• _TASK GOAL_
Would you print the whole listing again, exactly?

☆ ☆ ☆

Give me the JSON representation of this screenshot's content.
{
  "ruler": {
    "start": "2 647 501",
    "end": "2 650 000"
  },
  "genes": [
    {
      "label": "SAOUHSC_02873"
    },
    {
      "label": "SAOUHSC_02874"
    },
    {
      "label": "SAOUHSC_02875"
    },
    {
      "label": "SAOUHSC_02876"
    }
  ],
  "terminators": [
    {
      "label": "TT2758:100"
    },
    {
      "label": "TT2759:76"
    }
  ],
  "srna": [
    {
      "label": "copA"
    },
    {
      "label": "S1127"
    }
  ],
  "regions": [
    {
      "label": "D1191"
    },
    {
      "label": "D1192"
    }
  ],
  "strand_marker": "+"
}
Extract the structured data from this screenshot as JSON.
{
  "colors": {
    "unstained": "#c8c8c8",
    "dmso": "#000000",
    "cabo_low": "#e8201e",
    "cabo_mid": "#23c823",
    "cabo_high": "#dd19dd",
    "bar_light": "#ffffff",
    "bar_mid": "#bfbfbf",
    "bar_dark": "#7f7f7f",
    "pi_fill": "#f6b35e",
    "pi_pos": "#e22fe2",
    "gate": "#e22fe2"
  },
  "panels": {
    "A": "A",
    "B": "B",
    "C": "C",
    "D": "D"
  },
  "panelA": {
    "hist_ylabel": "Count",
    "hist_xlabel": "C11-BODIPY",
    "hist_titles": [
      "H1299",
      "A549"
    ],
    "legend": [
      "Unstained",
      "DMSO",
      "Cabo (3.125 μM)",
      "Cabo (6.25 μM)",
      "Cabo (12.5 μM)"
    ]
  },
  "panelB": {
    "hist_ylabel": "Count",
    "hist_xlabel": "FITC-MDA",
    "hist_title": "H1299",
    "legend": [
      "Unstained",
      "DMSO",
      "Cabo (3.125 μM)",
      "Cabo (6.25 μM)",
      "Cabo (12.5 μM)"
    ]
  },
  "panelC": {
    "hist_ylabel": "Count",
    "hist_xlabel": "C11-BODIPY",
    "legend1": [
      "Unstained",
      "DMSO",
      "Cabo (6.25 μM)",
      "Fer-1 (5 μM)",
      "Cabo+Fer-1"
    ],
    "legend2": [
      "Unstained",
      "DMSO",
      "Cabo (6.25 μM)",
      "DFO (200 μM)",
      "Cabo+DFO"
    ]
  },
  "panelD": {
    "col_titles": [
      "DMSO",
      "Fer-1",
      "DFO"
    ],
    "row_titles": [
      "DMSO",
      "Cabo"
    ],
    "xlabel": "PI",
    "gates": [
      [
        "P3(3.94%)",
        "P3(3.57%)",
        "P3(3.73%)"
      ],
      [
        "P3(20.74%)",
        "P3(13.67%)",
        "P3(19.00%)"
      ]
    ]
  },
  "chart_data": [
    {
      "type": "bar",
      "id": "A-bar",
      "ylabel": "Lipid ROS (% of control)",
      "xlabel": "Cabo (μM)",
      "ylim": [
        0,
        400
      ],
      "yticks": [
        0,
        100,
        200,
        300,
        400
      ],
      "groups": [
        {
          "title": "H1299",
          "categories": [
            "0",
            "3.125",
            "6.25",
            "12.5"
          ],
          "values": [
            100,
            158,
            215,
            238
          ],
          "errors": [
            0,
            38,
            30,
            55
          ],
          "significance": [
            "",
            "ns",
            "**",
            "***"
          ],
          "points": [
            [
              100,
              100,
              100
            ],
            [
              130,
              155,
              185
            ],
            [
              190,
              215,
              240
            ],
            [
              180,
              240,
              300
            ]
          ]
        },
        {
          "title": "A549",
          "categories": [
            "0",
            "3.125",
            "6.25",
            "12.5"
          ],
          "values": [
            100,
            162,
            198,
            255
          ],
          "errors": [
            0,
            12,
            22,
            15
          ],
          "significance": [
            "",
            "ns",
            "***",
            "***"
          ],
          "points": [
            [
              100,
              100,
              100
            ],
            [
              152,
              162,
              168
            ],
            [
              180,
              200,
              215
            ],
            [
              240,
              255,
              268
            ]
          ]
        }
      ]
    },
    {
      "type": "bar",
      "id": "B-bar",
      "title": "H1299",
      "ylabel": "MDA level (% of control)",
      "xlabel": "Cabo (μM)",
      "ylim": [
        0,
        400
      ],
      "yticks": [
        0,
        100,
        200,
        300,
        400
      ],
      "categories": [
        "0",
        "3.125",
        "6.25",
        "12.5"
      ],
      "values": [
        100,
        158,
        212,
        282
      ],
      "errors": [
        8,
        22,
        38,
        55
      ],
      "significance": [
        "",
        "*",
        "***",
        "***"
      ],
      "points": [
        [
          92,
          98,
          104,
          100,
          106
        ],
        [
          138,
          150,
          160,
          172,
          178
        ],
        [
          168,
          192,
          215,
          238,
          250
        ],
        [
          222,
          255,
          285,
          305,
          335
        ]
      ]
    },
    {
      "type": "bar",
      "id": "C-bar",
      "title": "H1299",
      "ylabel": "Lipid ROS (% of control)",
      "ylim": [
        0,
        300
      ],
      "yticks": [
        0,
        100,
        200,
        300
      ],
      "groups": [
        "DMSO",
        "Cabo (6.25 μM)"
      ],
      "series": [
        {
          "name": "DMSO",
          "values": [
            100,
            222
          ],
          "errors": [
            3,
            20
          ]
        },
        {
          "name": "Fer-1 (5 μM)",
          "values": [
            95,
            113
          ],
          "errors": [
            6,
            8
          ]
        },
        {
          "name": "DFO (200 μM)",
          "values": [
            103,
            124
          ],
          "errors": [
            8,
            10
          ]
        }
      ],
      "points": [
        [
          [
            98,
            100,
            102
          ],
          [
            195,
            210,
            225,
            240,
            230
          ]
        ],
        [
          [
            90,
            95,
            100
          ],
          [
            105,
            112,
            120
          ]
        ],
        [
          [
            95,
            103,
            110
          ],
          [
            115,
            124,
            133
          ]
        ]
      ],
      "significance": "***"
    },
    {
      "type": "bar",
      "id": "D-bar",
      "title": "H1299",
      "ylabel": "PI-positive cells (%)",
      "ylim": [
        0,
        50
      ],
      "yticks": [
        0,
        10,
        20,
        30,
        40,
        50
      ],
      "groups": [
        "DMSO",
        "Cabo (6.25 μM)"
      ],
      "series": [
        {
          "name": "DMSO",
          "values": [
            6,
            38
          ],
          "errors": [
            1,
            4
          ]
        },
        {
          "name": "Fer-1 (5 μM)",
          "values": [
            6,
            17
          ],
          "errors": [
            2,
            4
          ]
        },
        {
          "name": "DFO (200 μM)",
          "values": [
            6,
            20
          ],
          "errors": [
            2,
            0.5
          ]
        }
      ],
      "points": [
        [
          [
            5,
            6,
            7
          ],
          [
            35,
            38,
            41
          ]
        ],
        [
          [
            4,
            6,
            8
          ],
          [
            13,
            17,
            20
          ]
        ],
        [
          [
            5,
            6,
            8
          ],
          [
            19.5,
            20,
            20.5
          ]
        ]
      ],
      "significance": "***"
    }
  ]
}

☆ ☆ ☆

• _WORKED SOLUTION_
Give me the JSON representation of this screenshot's content.
{
  "ruler": {
    "start": "2 647 501",
    "end": "2 650 000"
  },
  "genes": [
    {
      "label": "SAOUHSC_02873"
    },
    {
      "label": "SAOUHSC_02874"
    },
    {
      "label": "SAOUHSC_02875"
    },
    {
      "label": "SAOUHSC_02876"
    }
  ],
  "terminators": [
    {
      "label": "TT2758:100"
    },
    {
      "label": "TT2759:76"
    }
  ],
  "srna": [
    {
      "label": "copA"
    },
    {
      "label": "S1127"
    }
  ],
  "regions": [
    {
      "label": "D1191"
    },
    {
      "label": "D1192"
    }
  ],
  "strand_marker": "+"
}
Extract the structured data from this screenshot as JSON.
{
  "colors": {
    "unstained": "#c8c8c8",
    "dmso": "#000000",
    "cabo_low": "#e8201e",
    "cabo_mid": "#23c823",
    "cabo_high": "#dd19dd",
    "bar_light": "#ffffff",
    "bar_mid": "#bfbfbf",
    "bar_dark": "#7f7f7f",
    "pi_fill": "#f6b35e",
    "pi_pos": "#e22fe2",
    "gate": "#e22fe2"
  },
  "panels": {
    "A": "A",
    "B": "B",
    "C": "C",
    "D": "D"
  },
  "panelA": {
    "hist_ylabel": "Count",
    "hist_xlabel": "C11-BODIPY",
    "hist_titles": [
      "H1299",
      "A549"
    ],
    "legend": [
      "Unstained",
      "DMSO",
      "Cabo (3.125 μM)",
      "Cabo (6.25 μM)",
      "Cabo (12.5 μM)"
    ]
  },
  "panelB": {
    "hist_ylabel": "Count",
    "hist_xlabel": "FITC-MDA",
    "hist_title": "H1299",
    "legend": [
      "Unstained",
      "DMSO",
      "Cabo (3.125 μM)",
      "Cabo (6.25 μM)",
      "Cabo (12.5 μM)"
    ]
  },
  "panelC": {
    "hist_ylabel": "Count",
    "hist_xlabel": "C11-BODIPY",
    "legend1": [
      "Unstained",
      "DMSO",
      "Cabo (6.25 μM)",
      "Fer-1 (5 μM)",
      "Cabo+Fer-1"
    ],
    "legend2": [
      "Unstained",
      "DMSO",
      "Cabo (6.25 μM)",
      "DFO (200 μM)",
      "Cabo+DFO"
    ]
  },
  "panelD": {
    "col_titles": [
      "DMSO",
      "Fer-1",
      "DFO"
    ],
    "row_titles": [
      "DMSO",
      "Cabo"
    ],
    "xlabel": "PI",
    "gates": [
      [
        "P3(3.94%)",
        "P3(3.57%)",
        "P3(3.73%)"
      ],
      [
        "P3(20.74%)",
        "P3(13.67%)",
        "P3(19.00%)"
      ]
    ]
  },
  "chart_data": [
    {
      "type": "bar",
      "id": "A-bar",
      "ylabel": "Lipid ROS (% of control)",
      "xlabel": "Cabo (μM)",
      "ylim": [
        0,
        400
      ],
      "yticks": [
        0,
        100,
        200,
        300,
        400
      ],
      "groups": [
        {
          "title": "H1299",
          "categories": [
            "0",
            "3.125",
            "6.25",
            "12.5"
          ],
          "values": [
            100,
            158,
            215,
            238
          ],
          "errors": [
            0,
            38,
            30,
            55
          ],
          "significance": [
            "",
            "ns",
            "**",
            "***"
          ],
          "points": [
            [
              100,
              100,
              100
            ],
            [
              130,
              155,
              185
            ],
            [
              190,
              215,
              240
            ],
            [
              180,
              240,
              300
            ]
          ]
        },
        {
          "title": "A549",
          "categories": [
            "0",
            "3.125",
            "6.25",
            "12.5"
          ],
          "values": [
            100,
            162,
            198,
            255
          ],
          "errors": [
            0,
            12,
            22,
            15
          ],
          "significance": [
            "",
            "ns",
            "***",
            "***"
          ],
          "points": [
            [
              100,
              100,
              100
            ],
            [
              152,
              162,
              168
            ],
            [
              180,
              200,
              215
            ],
            [
              240,
              255,
              268
            ]
          ]
        }
      ]
    },
    {
      "type": "bar",
      "id": "B-bar",
      "title": "H1299",
      "ylabel": "MDA level (% of control)",
      "xlabel": "Cabo (μM)",
      "ylim": [
        0,
        400
      ],
      "yticks": [
        0,
        100,
        200,
        300,
        400
      ],
      "categories": [
        "0",
        "3.125",
        "6.25",
        "12.5"
      ],
      "values": [
        100,
        158,
        212,
        282
      ],
      "errors": [
        8,
        22,
        38,
        55
      ],
      "significance": [
        "",
        "*",
        "***",
        "***"
      ],
      "points": [
        [
          92,
          98,
          104,
          100,
          106
        ],
        [
          138,
          150,
          160,
          172,
          178
        ],
        [
          168,
          192,
          215,
          238,
          250
        ],
        [
          222,
          255,
          285,
          305,
          335
        ]
      ]
    },
    {
      "type": "bar",
      "id": "C-bar",
      "title": "H1299",
      "ylabel": "Lipid ROS (% of control)",
      "ylim": [
        0,
        300
      ],
      "yticks": [
        0,
        100,
        200,
        300
      ],
      "groups": [
        "DMSO",
        "Cabo (6.25 μM)"
      ],
      "series": [
        {
          "name": "DMSO",
          "values": [
            100,
            222
          ],
          "errors": [
            3,
            20
          ]
        },
        {
          "name": "Fer-1 (5 μM)",
          "values": [
            95,
            113
          ],
          "errors": [
            6,
            8
          ]
        },
        {
          "name": "DFO (200 μM)",
          "values": [
            103,
            124
          ],
          "errors": [
            8,
            10
          ]
        }
      ],
      "points": [
        [
          [
            98,
            100,
            102
          ],
          [
            195,
            210,
            225,
            240,
            230
          ]
        ],
        [
          [
            90,
            95,
            100
          ],
          [
            105,
            112,
            120
          ]
        ],
        [
          [
            95,
            103,
            110
          ],
          [
            115,
            124,
            133
          ]
        ]
      ],
      "significance": "***"
    },
    {
      "type": "bar",
      "id": "D-bar",
      "title": "H1299",
      "ylabel": "PI-positive cells (%)",
      "ylim": [
        0,
        50
      ],
      "yticks": [
        0,
        10,
        20,
        30,
        40,
        50
      ],
      "groups": [
        "DMSO",
        "Cabo (6.25 μM)"
      ],
      "series": [
        {
          "name": "DMSO",
          "values": [
            6,
            38
          ],
          "errors": [
            1,
            4
          ]
        },
        {
          "name": "Fer-1 (5 μM)",
          "values": [
            6,
            17
          ],
          "errors": [
            2,
            4
          ]
        },
        {
          "name": "DFO (200 μM)",
          "values": [
            6,
            20
          ],
          "errors": [
            2,
            0.5
          ]
        }
      ],
      "points": [
        [
          [
            5,
            6,
            7
          ],
          [
            35,
            38,
            41
          ]
        ],
        [
          [
            4,
            6,
            8
          ],
          [
            13,
            17,
            20
          ]
        ],
        [
          [
            5,
            6,
            8
          ],
          [
            19.5,
            20,
            20.5
          ]
        ]
      ],
      "significance": "***"
    }
  ]
}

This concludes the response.